--- Start ---

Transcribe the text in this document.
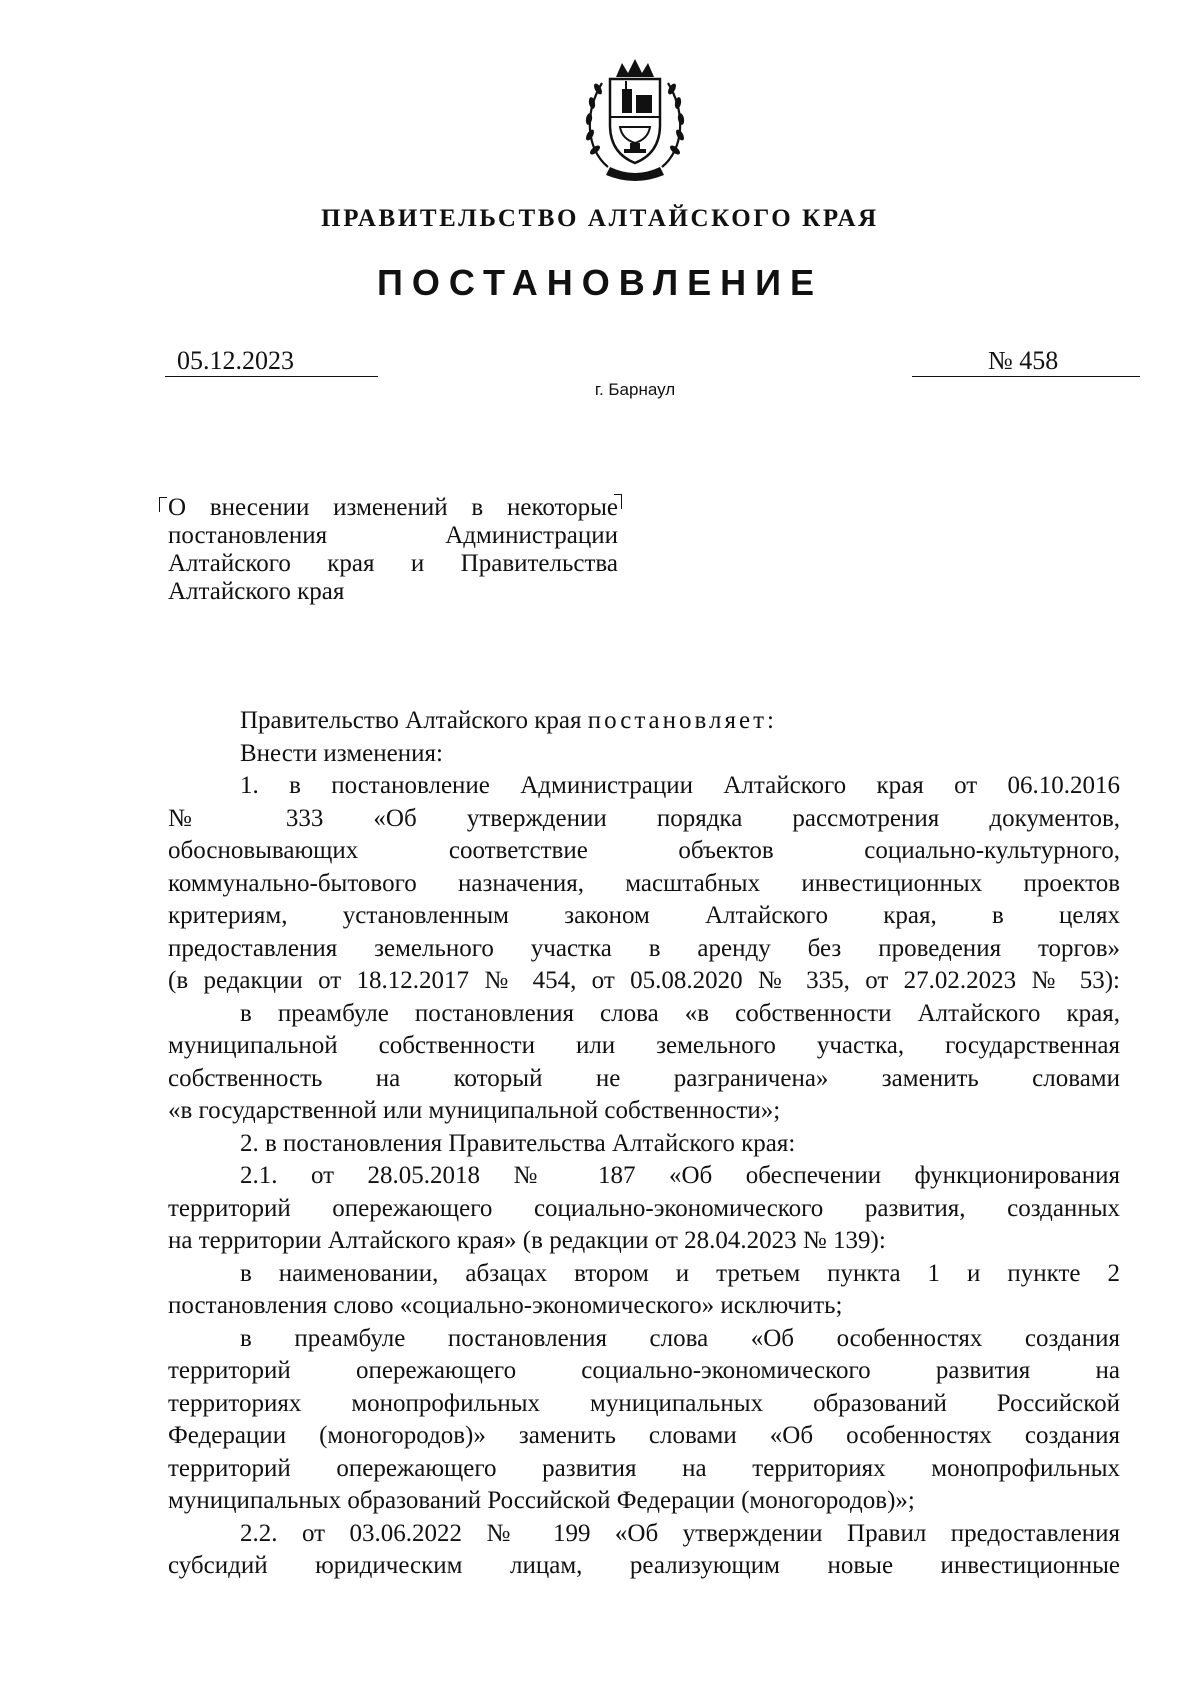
ПРАВИТЕЛЬСТВО АЛТАЙСКОГО КРАЯ
ПОСТАНОВЛЕНИЕ
05.12.2023	№ 458
г. Барнаул
О внесении изменений в некоторые
постановления Администрации
Алтайского края и Правительства
Алтайского края
Правительство Алтайского края постановляет:
Внести изменения:
1. в постановление Администрации Алтайского края от 06.10.2016
№ 333 «Об утверждении порядка рассмотрения документов,
обосновывающих соответствие объектов социально-культурного,
коммунально-бытового назначения, масштабных инвестиционных проектов
критериям, установленным законом Алтайского края, в целях
предоставления земельного участка в аренду без проведения торгов»
(в редакции от 18.12.2017 № 454, от 05.08.2020 № 335, от 27.02.2023 № 53):
в преамбуле постановления слова «в собственности Алтайского края,
муниципальной собственности или земельного участка, государственная
собственность на который не разграничена» заменить словами
«в государственной или муниципальной собственности»;
2. в постановления Правительства Алтайского края:
2.1. от 28.05.2018 № 187 «Об обеспечении функционирования
территорий опережающего социально-экономического развития, созданных
на территории Алтайского края» (в редакции от 28.04.2023 № 139):
в наименовании, абзацах втором и третьем пункта 1 и пункте 2
постановления слово «социально-экономического» исключить;
в преамбуле постановления слова «Об особенностях создания
территорий опережающего социально-экономического развития на
территориях монопрофильных муниципальных образований Российской
Федерации (моногородов)» заменить словами «Об особенностях создания
территорий опережающего развития на территориях монопрофильных
муниципальных образований Российской Федерации (моногородов)»;
2.2. от 03.06.2022 № 199 «Об утверждении Правил предоставления
субсидий юридическим лицам, реализующим новые инвестиционные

--- End ---

# Task requirements
Give every line above again exactly, with no pictures.

# Response below
Transcribe the text in this document.
ПРАВИТЕЛЬСТВО АЛТАЙСКОГО КРАЯ
ПОСТАНОВЛЕНИЕ
05.12.2023	№ 458
г. Барнаул
О внесении изменений в некоторые
постановления Администрации
Алтайского края и Правительства
Алтайского края
Правительство Алтайского края постановляет:
Внести изменения:
1. в постановление Администрации Алтайского края от 06.10.2016
№ 333 «Об утверждении порядка рассмотрения документов,
обосновывающих соответствие объектов социально-культурного,
коммунально-бытового назначения, масштабных инвестиционных проектов
критериям, установленным законом Алтайского края, в целях
предоставления земельного участка в аренду без проведения торгов»
(в редакции от 18.12.2017 № 454, от 05.08.2020 № 335, от 27.02.2023 № 53):
в преамбуле постановления слова «в собственности Алтайского края,
муниципальной собственности или земельного участка, государственная
собственность на который не разграничена» заменить словами
«в государственной или муниципальной собственности»;
2. в постановления Правительства Алтайского края:
2.1. от 28.05.2018 № 187 «Об обеспечении функционирования
территорий опережающего социально-экономического развития, созданных
на территории Алтайского края» (в редакции от 28.04.2023 № 139):
в наименовании, абзацах втором и третьем пункта 1 и пункте 2
постановления слово «социально-экономического» исключить;
в преамбуле постановления слова «Об особенностях создания
территорий опережающего социально-экономического развития на
территориях монопрофильных муниципальных образований Российской
Федерации (моногородов)» заменить словами «Об особенностях создания
территорий опережающего развития на территориях монопрофильных
муниципальных образований Российской Федерации (моногородов)»;
2.2. от 03.06.2022 № 199 «Об утверждении Правил предоставления
субсидий юридическим лицам, реализующим новые инвестиционные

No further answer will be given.